**Set tasks**
[1] Answer these questions using the GCN 1.2 geometry text:
(a) How many geometry processors did the GCN 1.1 based Hawaii have at the high end?
(b) According to the text, what does improved vertex reuse give better performance with?
(c) At which tessellation factors does the R9 285 outperform both the R9 290 and the R9 280 in TessMark?
[2] Echo the GCN 1.2 geometry text word for word, everything from "At the highest" down to "testing has discovered.".
[3] Based on the GCN 1.2 geometry text, why is Tonga's geometry frontend faster than Hawaii's in some cases, even though both should be tied for geometry throughput at equivalent clockspeeds? Answer in one to three sentences.

>> Begin Text to read

GCN 1.2: Geometry Performance & Color Compression

Instruction sets aside, Radeon R9 285 is first and foremost a graphics and gaming product, so let’s talk about what GCN 1.2 brings to the table for those use cases.

Through successive generations of GPU architectures AMD has been iterating on and improving their geometry hardware, both at the base level and in the case of geometry generated through tessellation. This has alternated between widening the geometry frontends and optimizing the underlying hardware, with the most recent update coming in the GCN 1.1 based Hawaii, which increased AMD’s geometry processor count at the high end to 4 processors and implemented some buffering enhancements.

For Tonga AMD is bringing that 4-wide geometry frontend from Hawaii, which like Hawaii immediately doubles upon Tahiti’s 2-wide geometry frontend. Not stopping there however, AMD is also implementing a new round of optimizations to further improve performance. GCN 1.2’s geometry frontend includes improved vertex reuse (for better performance with small triangles) and improved work distribution between the geometry frontends to better allocate workloads between them.

At the highest level Hawaii and Tonga should be tied for geometry throughput at equivalent clockspeeds, or roughly 2x faster than Tahiti. However in practice due to these optimizations Tonga’s geometry frontend is actually faster than Hawaii’s in at least some cases, as our testing has discovered.

Comparing the R9 290 (Hawaii), R9 285 (Tonga), and R9 280 (Tahiti) in TessMark at various tessellation factors, we have found that while Tonga trails Hawaii at low tessellation factors – and oddly enough even Tahiti – at high tessellation factors the tables are turned. With x32 and x64 tessellation, the Tonga based R9 285 outperforms both cards in this raw tessellation test, and at x64 in particular completely blows away Hawaii, coming close to doubling its tessellation performance.

>> End Text to read
>> Begin Dataset entries

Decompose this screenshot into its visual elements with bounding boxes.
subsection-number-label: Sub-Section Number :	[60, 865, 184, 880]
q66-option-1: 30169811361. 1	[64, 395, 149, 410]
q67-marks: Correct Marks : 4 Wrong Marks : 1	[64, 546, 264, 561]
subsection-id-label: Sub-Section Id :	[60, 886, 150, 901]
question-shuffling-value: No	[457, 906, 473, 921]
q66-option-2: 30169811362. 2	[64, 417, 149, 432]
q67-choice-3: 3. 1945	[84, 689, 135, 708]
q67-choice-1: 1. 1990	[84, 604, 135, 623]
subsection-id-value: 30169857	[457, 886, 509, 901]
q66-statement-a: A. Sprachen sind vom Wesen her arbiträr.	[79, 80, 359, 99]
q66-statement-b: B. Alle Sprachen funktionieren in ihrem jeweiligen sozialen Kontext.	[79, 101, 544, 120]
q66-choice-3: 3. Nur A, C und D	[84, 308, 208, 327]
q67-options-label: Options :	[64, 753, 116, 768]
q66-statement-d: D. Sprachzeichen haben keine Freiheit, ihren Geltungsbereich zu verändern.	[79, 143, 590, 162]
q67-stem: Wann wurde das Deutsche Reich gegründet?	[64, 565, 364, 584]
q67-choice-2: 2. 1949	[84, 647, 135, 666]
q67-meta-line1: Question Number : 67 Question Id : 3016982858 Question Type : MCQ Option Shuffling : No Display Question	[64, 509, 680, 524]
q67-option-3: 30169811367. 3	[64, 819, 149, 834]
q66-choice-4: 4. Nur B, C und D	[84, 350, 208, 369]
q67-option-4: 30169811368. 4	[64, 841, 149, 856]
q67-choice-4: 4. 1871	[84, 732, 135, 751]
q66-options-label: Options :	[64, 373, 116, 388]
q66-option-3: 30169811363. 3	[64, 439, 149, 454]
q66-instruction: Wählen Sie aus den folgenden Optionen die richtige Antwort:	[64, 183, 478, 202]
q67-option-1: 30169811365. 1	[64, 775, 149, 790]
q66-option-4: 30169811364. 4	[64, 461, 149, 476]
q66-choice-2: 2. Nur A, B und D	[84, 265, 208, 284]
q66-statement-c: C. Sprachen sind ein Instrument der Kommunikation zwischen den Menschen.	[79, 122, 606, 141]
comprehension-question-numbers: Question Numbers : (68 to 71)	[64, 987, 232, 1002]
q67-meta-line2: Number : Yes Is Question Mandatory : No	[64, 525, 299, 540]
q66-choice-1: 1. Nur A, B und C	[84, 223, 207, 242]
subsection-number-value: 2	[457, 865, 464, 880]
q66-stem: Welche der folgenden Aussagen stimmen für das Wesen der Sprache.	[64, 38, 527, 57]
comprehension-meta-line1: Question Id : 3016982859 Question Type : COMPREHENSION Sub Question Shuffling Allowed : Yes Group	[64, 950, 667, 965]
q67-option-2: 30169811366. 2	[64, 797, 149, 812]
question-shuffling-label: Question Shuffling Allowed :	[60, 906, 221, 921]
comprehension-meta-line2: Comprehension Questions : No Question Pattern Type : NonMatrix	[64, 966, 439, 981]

>> End Dataset entries

**Task-by-task outputs**
[1]
(a) 4 processors.
(b) Small triangles.
(c) x32 and x64.

[2]
At the highest level Hawaii and Tonga should be tied for geometry throughput at equivalent clockspeeds, or roughly 2x faster than Tahiti. However in practice due to these optimizations Tonga’s geometry frontend is actually faster than Hawaii’s in at least some cases, as our testing has discovered.

[3] Tonga adds a new round of GCN 1.2 optimizations to the 4-wide frontend it shares with Hawaii. These are improved vertex reuse for better performance with small triangles and improved work distribution between the geometry frontends. Because of these optimizations, Tonga's frontend outpaces Hawaii's in at least some cases.